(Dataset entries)
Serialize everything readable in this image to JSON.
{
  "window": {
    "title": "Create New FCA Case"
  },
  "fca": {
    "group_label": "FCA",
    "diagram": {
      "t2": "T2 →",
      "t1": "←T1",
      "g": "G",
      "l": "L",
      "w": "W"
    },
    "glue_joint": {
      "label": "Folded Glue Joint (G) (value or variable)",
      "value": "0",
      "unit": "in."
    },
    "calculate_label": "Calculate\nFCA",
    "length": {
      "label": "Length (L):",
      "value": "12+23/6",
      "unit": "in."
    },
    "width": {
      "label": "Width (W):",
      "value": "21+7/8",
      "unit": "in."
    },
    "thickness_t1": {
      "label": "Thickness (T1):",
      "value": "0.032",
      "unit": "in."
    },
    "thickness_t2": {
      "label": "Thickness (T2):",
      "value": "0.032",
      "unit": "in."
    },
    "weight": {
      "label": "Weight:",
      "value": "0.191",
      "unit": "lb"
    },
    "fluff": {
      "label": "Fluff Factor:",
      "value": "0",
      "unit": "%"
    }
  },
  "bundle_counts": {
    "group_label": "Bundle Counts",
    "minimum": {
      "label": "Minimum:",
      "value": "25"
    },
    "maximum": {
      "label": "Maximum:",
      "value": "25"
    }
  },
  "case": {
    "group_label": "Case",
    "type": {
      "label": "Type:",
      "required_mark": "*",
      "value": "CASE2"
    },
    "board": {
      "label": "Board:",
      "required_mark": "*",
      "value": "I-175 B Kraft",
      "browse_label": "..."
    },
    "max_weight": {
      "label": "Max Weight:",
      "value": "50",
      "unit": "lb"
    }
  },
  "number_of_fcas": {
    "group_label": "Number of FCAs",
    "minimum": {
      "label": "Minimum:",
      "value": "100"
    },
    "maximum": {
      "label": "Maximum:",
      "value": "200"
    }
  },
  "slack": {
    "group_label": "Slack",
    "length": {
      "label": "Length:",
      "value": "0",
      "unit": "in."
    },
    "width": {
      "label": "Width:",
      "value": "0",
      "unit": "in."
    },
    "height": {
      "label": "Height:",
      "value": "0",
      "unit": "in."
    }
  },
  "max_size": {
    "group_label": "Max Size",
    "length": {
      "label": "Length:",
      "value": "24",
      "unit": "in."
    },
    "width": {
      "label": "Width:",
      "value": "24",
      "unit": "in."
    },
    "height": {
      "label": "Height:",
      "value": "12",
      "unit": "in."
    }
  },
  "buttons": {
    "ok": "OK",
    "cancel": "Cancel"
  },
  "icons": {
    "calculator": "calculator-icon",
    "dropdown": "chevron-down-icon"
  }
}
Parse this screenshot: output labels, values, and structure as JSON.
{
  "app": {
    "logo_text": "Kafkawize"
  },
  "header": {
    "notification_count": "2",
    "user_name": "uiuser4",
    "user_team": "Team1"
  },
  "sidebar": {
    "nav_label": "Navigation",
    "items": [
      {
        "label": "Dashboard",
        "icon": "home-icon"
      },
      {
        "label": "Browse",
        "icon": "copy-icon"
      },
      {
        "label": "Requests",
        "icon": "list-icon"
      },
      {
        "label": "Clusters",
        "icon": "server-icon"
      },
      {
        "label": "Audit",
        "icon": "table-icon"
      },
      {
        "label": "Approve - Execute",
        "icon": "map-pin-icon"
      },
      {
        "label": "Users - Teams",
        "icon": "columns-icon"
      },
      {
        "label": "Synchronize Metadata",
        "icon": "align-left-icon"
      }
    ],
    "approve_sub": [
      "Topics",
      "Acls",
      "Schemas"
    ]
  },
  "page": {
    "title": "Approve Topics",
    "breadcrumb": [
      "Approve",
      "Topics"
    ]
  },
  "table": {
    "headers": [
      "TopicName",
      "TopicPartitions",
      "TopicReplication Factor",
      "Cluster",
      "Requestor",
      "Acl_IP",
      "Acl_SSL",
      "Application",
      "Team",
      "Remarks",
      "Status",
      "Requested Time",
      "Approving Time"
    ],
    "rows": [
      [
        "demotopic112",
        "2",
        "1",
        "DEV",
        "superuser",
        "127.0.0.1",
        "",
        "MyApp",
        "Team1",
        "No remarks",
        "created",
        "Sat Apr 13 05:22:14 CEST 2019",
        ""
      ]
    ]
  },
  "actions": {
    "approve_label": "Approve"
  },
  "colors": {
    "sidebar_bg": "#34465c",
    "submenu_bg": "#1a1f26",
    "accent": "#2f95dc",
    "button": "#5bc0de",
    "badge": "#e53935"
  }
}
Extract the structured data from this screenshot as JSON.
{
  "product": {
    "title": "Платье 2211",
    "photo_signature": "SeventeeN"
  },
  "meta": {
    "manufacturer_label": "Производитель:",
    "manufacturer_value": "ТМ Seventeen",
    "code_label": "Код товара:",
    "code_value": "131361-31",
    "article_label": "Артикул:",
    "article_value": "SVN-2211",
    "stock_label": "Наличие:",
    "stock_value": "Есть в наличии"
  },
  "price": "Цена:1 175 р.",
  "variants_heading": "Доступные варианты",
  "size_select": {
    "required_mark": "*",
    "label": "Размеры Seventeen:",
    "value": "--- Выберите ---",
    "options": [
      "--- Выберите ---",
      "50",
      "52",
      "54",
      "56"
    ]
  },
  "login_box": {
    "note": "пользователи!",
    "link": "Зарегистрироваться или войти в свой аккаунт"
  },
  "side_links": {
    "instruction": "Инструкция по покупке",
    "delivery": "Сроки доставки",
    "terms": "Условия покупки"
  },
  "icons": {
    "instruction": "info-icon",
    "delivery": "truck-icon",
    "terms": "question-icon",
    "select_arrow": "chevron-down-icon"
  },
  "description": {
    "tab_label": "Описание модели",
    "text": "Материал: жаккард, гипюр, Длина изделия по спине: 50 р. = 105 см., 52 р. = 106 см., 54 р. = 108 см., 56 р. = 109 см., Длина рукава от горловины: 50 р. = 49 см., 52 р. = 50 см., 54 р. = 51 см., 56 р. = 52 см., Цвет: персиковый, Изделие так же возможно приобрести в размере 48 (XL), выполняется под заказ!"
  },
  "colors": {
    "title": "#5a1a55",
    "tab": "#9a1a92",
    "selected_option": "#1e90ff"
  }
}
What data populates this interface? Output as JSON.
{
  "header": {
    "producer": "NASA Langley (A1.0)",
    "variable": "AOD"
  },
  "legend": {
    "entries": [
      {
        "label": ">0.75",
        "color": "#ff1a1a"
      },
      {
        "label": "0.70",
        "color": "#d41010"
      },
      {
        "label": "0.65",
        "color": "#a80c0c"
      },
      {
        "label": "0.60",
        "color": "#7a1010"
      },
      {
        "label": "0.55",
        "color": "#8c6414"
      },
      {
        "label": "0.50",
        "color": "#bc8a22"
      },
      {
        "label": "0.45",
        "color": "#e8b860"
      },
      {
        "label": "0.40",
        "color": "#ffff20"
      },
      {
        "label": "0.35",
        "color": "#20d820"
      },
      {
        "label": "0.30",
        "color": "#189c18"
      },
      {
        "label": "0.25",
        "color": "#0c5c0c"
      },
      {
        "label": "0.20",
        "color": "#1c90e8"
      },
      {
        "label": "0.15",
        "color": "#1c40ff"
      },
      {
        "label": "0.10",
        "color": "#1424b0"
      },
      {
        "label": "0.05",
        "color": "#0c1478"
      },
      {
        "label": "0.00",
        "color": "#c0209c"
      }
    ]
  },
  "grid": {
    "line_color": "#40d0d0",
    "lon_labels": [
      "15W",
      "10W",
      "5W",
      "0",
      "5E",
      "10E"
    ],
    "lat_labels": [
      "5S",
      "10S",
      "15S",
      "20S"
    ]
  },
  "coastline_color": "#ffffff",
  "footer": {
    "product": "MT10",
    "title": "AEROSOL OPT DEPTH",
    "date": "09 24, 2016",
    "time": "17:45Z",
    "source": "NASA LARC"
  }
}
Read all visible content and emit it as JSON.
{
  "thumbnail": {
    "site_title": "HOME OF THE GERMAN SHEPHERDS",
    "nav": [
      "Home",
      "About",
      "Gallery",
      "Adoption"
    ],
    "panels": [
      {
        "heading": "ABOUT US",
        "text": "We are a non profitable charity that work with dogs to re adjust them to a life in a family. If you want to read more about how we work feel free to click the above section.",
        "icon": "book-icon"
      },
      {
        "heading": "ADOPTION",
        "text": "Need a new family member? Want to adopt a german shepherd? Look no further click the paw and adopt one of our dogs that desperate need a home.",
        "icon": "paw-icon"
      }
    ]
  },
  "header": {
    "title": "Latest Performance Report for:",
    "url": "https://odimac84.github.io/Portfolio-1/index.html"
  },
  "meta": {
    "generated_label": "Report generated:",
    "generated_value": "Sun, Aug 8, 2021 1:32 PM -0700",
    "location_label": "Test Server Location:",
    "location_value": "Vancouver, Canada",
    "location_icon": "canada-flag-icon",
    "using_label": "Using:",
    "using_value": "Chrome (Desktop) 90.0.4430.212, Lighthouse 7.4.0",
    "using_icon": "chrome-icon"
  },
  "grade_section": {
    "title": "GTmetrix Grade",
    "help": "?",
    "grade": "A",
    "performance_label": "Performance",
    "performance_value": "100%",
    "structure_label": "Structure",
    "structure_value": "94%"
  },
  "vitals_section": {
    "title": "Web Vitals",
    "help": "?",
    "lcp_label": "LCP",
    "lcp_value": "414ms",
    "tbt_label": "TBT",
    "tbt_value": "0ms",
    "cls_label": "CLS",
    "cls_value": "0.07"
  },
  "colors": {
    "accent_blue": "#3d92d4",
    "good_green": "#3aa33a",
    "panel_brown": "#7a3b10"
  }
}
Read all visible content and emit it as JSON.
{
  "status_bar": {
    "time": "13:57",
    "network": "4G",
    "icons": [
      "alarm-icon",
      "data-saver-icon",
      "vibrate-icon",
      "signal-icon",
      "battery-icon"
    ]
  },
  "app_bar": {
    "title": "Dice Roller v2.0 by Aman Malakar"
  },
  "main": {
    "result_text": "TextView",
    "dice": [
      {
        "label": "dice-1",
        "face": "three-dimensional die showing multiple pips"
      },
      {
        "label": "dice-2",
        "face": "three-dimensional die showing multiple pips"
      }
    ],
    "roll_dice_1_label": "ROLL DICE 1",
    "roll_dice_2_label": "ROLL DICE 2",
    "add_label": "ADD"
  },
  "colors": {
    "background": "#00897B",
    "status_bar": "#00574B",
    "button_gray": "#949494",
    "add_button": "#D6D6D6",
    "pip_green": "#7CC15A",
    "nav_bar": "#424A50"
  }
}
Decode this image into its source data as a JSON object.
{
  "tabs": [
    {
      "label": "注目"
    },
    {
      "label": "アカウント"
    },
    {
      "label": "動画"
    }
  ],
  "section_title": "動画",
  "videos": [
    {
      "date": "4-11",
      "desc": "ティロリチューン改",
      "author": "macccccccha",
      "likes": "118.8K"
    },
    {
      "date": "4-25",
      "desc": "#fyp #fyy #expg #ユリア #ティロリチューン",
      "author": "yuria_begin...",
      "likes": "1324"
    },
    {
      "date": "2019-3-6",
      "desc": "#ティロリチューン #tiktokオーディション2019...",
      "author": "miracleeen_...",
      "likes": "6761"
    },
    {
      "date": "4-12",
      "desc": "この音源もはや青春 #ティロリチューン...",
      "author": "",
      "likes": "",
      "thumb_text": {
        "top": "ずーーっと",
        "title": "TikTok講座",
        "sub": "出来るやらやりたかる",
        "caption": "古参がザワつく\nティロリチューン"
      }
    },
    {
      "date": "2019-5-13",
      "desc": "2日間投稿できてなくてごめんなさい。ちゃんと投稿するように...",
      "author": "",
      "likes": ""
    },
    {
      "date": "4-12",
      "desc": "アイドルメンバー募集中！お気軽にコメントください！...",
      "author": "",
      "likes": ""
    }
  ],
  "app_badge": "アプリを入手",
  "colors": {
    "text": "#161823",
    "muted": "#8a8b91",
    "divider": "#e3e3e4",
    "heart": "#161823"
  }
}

* Problem requirements *
Find the word "that" in the data and copy out each line where it turns up.

* Answer for the task *
        "text": "We are a non profitable charity that work with dogs to re adjust them to a life in a family. If you want to read more about how we work feel free to click the above section.",
        "text": "Need a new family member? Want to adopt a german shepherd? Look no further click the paw and adopt one of our dogs that desperate need a home.",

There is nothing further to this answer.